Given exercise. Quote the listing below in its entirety.

==== Dataset rows ====

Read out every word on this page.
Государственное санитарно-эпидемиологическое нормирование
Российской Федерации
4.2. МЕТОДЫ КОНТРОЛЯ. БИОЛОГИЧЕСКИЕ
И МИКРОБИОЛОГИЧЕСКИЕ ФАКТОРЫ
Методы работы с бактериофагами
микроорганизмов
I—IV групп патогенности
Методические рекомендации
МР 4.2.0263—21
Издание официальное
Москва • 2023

====

Written reply.
Read out every word on this page.
Государственное санитарно-эпидемиологическое нормирование
Российской Федерации
4.2. МЕТОДЫ КОНТРОЛЯ. БИОЛОГИЧЕСКИЕ
И МИКРОБИОЛОГИЧЕСКИЕ ФАКТОРЫ
Методы работы с бактериофагами
микроорганизмов
I—IV групп патогенности
Методические рекомендации
МР 4.2.0263—21
Издание официальное
Москва • 2023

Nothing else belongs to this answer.